■ **Your goal**
The records that follow are to be transcribed in full, without their images.

:: Material

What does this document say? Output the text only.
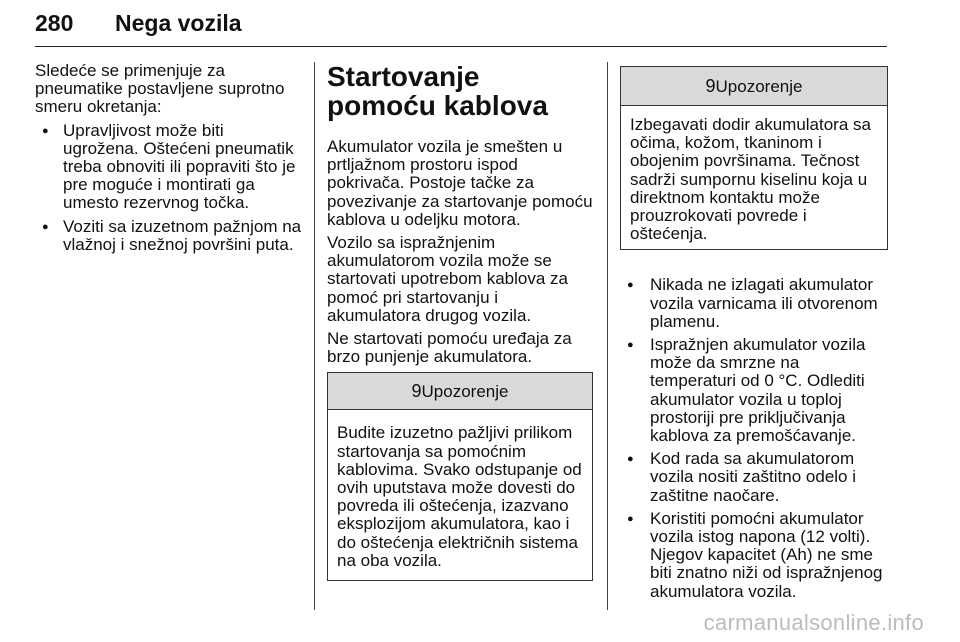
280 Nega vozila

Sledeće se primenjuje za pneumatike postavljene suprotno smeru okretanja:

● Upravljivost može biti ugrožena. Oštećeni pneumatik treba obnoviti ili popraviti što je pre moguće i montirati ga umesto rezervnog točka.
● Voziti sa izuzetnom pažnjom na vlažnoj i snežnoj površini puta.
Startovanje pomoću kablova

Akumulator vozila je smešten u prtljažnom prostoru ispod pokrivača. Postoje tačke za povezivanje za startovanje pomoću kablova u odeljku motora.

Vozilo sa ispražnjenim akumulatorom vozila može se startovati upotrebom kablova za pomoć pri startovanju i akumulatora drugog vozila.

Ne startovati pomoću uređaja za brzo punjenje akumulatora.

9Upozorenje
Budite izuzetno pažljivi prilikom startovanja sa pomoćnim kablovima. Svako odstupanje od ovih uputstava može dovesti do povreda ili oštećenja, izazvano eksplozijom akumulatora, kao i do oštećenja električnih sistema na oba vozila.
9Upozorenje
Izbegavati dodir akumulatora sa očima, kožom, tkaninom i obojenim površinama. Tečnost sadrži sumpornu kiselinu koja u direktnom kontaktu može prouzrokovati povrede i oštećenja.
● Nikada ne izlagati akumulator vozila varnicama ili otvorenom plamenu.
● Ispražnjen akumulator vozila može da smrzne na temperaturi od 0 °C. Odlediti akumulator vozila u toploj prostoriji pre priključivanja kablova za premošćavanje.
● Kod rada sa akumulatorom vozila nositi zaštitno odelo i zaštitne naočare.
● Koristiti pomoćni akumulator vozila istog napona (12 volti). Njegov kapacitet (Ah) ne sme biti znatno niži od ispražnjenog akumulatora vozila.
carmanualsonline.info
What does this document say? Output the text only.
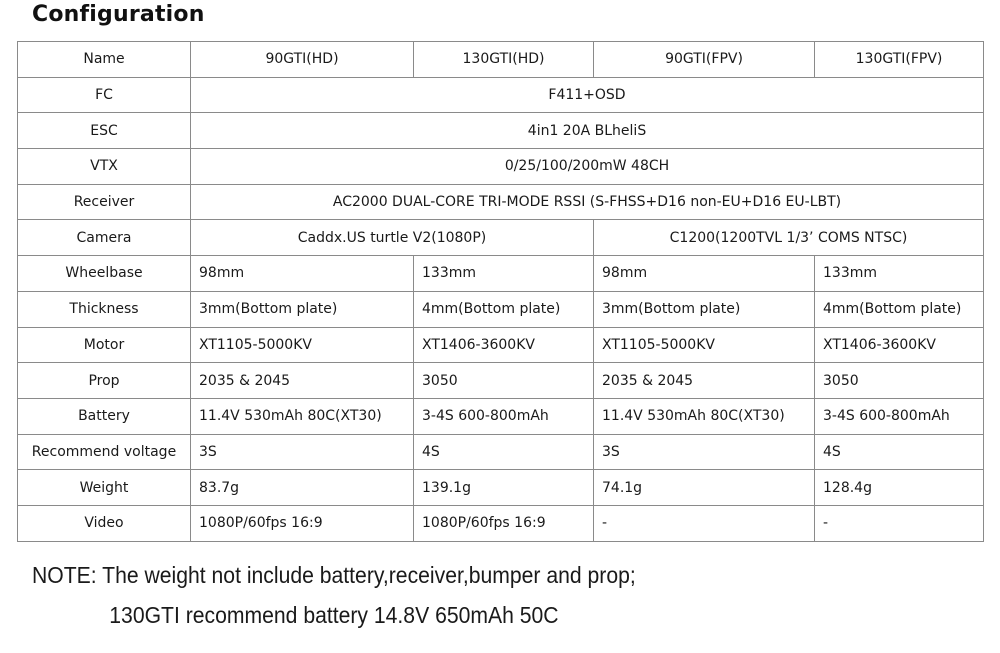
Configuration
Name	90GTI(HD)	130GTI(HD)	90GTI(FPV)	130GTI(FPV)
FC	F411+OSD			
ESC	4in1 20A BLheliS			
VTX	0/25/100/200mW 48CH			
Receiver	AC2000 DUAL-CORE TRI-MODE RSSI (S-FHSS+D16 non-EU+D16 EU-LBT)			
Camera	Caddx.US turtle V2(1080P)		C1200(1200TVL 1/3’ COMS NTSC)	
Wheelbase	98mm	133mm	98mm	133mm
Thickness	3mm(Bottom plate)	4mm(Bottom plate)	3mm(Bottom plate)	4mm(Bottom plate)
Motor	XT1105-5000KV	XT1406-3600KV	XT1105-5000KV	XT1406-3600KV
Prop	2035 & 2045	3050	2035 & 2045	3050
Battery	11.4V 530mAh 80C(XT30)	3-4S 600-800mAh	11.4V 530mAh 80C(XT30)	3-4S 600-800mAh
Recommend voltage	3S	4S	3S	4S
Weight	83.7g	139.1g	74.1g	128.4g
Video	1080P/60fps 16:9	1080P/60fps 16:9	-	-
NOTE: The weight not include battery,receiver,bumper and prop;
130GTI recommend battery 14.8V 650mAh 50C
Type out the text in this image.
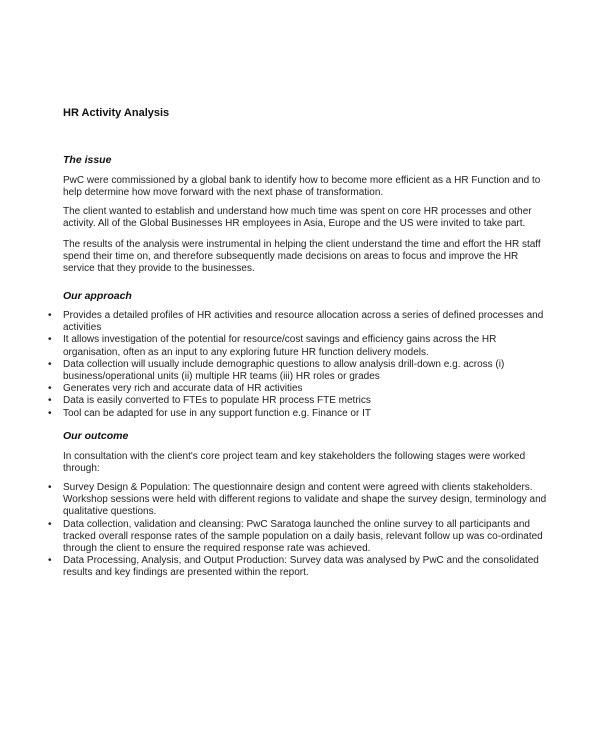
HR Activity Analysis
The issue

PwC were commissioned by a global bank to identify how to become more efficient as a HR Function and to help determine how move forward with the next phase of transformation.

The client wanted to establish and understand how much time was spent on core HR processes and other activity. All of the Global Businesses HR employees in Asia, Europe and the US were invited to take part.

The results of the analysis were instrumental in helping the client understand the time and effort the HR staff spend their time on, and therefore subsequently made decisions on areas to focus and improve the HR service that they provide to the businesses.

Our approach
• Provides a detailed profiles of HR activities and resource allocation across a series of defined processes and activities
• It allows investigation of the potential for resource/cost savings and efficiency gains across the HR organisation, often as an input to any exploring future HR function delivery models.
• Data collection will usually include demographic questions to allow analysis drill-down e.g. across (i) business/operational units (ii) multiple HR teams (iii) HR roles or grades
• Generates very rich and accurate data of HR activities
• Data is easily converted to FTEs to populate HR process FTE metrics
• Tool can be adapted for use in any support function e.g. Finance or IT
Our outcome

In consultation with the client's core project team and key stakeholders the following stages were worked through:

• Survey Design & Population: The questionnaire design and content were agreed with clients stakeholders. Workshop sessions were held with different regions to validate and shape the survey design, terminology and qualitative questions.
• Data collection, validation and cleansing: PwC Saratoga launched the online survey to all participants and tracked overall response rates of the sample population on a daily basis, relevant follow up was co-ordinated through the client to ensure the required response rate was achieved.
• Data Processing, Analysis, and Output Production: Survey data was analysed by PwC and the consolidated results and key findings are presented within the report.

::::

■ **Solution to this task**
What does this document say? Output the text only.
280 Nega vozila

Sledeće se primenjuje za pneumatike postavljene suprotno smeru okretanja:

● Upravljivost može biti ugrožena. Oštećeni pneumatik treba obnoviti ili popraviti što je pre moguće i montirati ga umesto rezervnog točka.
● Voziti sa izuzetnom pažnjom na vlažnoj i snežnoj površini puta.
Startovanje pomoću kablova

Akumulator vozila je smešten u prtljažnom prostoru ispod pokrivača. Postoje tačke za povezivanje za startovanje pomoću kablova u odeljku motora.

Vozilo sa ispražnjenim akumulatorom vozila može se startovati upotrebom kablova za pomoć pri startovanju i akumulatora drugog vozila.

Ne startovati pomoću uređaja za brzo punjenje akumulatora.

9Upozorenje
Budite izuzetno pažljivi prilikom startovanja sa pomoćnim kablovima. Svako odstupanje od ovih uputstava može dovesti do povreda ili oštećenja, izazvano eksplozijom akumulatora, kao i do oštećenja električnih sistema na oba vozila.
9Upozorenje
Izbegavati dodir akumulatora sa očima, kožom, tkaninom i obojenim površinama. Tečnost sadrži sumpornu kiselinu koja u direktnom kontaktu može prouzrokovati povrede i oštećenja.
● Nikada ne izlagati akumulator vozila varnicama ili otvorenom plamenu.
● Ispražnjen akumulator vozila može da smrzne na temperaturi od 0 °C. Odlediti akumulator vozila u toploj prostoriji pre priključivanja kablova za premošćavanje.
● Kod rada sa akumulatorom vozila nositi zaštitno odelo i zaštitne naočare.
● Koristiti pomoćni akumulator vozila istog napona (12 volti). Njegov kapacitet (Ah) ne sme biti znatno niži od ispražnjenog akumulatora vozila.
carmanualsonline.info
What does this document say? Output the text only.
Configuration
Name	90GTI(HD)	130GTI(HD)	90GTI(FPV)	130GTI(FPV)
FC	F411+OSD			
ESC	4in1 20A BLheliS			
VTX	0/25/100/200mW 48CH			
Receiver	AC2000 DUAL-CORE TRI-MODE RSSI (S-FHSS+D16 non-EU+D16 EU-LBT)			
Camera	Caddx.US turtle V2(1080P)		C1200(1200TVL 1/3’ COMS NTSC)	
Wheelbase	98mm	133mm	98mm	133mm
Thickness	3mm(Bottom plate)	4mm(Bottom plate)	3mm(Bottom plate)	4mm(Bottom plate)
Motor	XT1105-5000KV	XT1406-3600KV	XT1105-5000KV	XT1406-3600KV
Prop	2035 & 2045	3050	2035 & 2045	3050
Battery	11.4V 530mAh 80C(XT30)	3-4S 600-800mAh	11.4V 530mAh 80C(XT30)	3-4S 600-800mAh
Recommend voltage	3S	4S	3S	4S
Weight	83.7g	139.1g	74.1g	128.4g
Video	1080P/60fps 16:9	1080P/60fps 16:9	-	-
NOTE: The weight not include battery,receiver,bumper and prop;
130GTI recommend battery 14.8V 650mAh 50C
Type out the text in this image.
HR Activity Analysis
The issue

PwC were commissioned by a global bank to identify how to become more efficient as a HR Function and to help determine how move forward with the next phase of transformation.

The client wanted to establish and understand how much time was spent on core HR processes and other activity. All of the Global Businesses HR employees in Asia, Europe and the US were invited to take part.

The results of the analysis were instrumental in helping the client understand the time and effort the HR staff spend their time on, and therefore subsequently made decisions on areas to focus and improve the HR service that they provide to the businesses.

Our approach
• Provides a detailed profiles of HR activities and resource allocation across a series of defined processes and activities
• It allows investigation of the potential for resource/cost savings and efficiency gains across the HR organisation, often as an input to any exploring future HR function delivery models.
• Data collection will usually include demographic questions to allow analysis drill-down e.g. across (i) business/operational units (ii) multiple HR teams (iii) HR roles or grades
• Generates very rich and accurate data of HR activities
• Data is easily converted to FTEs to populate HR process FTE metrics
• Tool can be adapted for use in any support function e.g. Finance or IT
Our outcome

In consultation with the client's core project team and key stakeholders the following stages were worked through:

• Survey Design & Population: The questionnaire design and content were agreed with clients stakeholders. Workshop sessions were held with different regions to validate and shape the survey design, terminology and qualitative questions.
• Data collection, validation and cleansing: PwC Saratoga launched the online survey to all participants and tracked overall response rates of the sample population on a daily basis, relevant follow up was co-ordinated through the client to ensure the required response rate was achieved.
• Data Processing, Analysis, and Output Production: Survey data was analysed by PwC and the consolidated results and key findings are presented within the report.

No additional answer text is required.